◆ PROBLEM DETAILS ◆
Can you print the data exactly and leave out each image?

◆ PROVIDED RECORDS ◆

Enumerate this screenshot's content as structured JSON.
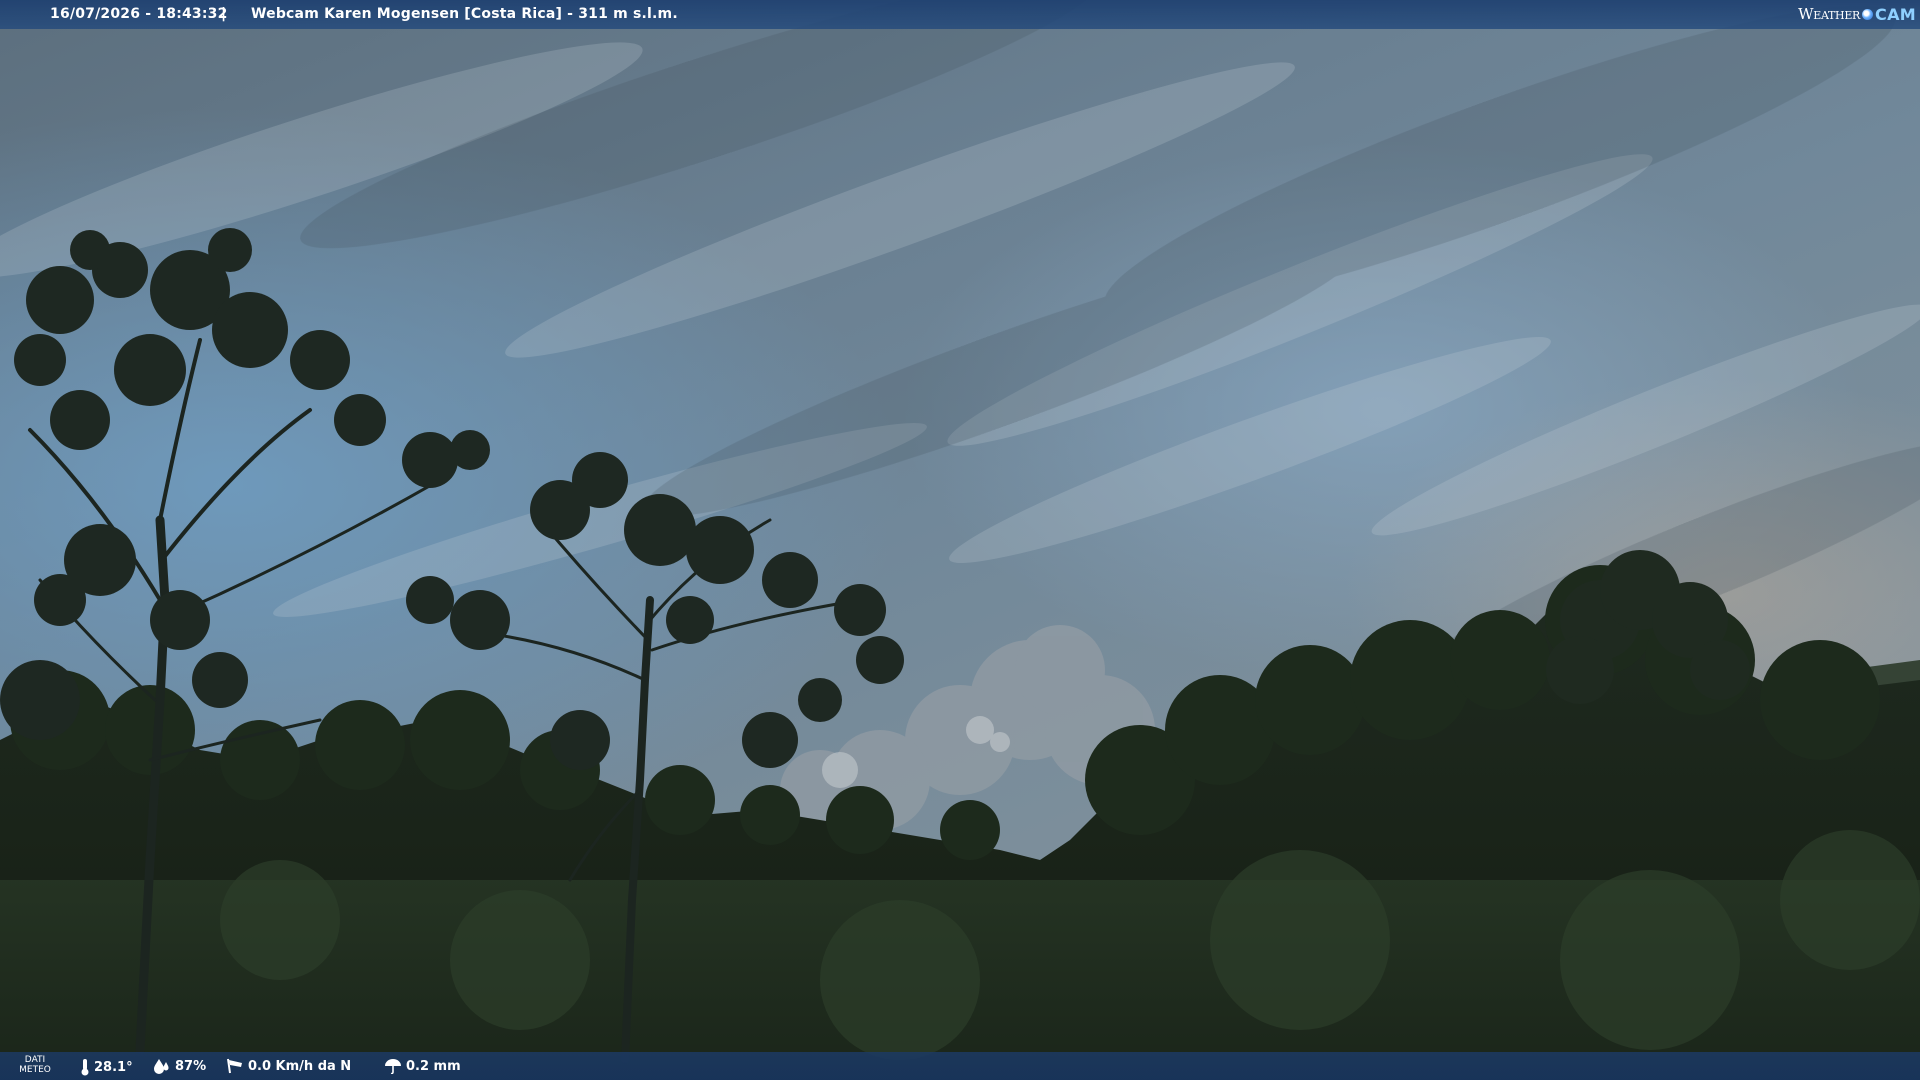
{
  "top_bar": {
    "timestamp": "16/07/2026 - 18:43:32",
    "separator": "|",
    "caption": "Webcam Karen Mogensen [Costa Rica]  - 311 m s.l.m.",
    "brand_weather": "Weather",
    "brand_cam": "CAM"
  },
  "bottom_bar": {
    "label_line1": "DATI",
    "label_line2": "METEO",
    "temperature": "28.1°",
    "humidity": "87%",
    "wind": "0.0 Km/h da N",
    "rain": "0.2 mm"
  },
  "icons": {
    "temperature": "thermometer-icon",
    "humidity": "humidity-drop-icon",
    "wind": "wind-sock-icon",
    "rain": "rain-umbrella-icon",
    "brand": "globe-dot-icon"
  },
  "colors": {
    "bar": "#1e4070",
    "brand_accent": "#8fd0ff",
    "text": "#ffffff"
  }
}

◆ SOLUTION FOR THIS TASK ◆
Enumerate this screenshot's content as structured JSON.
{
  "top_bar": {
    "timestamp": "16/07/2026 - 18:43:32",
    "separator": "|",
    "caption": "Webcam Karen Mogensen [Costa Rica]  - 311 m s.l.m.",
    "brand_weather": "Weather",
    "brand_cam": "CAM"
  },
  "bottom_bar": {
    "label_line1": "DATI",
    "label_line2": "METEO",
    "temperature": "28.1°",
    "humidity": "87%",
    "wind": "0.0 Km/h da N",
    "rain": "0.2 mm"
  },
  "icons": {
    "temperature": "thermometer-icon",
    "humidity": "humidity-drop-icon",
    "wind": "wind-sock-icon",
    "rain": "rain-umbrella-icon",
    "brand": "globe-dot-icon"
  },
  "colors": {
    "bar": "#1e4070",
    "brand_accent": "#8fd0ff",
    "text": "#ffffff"
  }
}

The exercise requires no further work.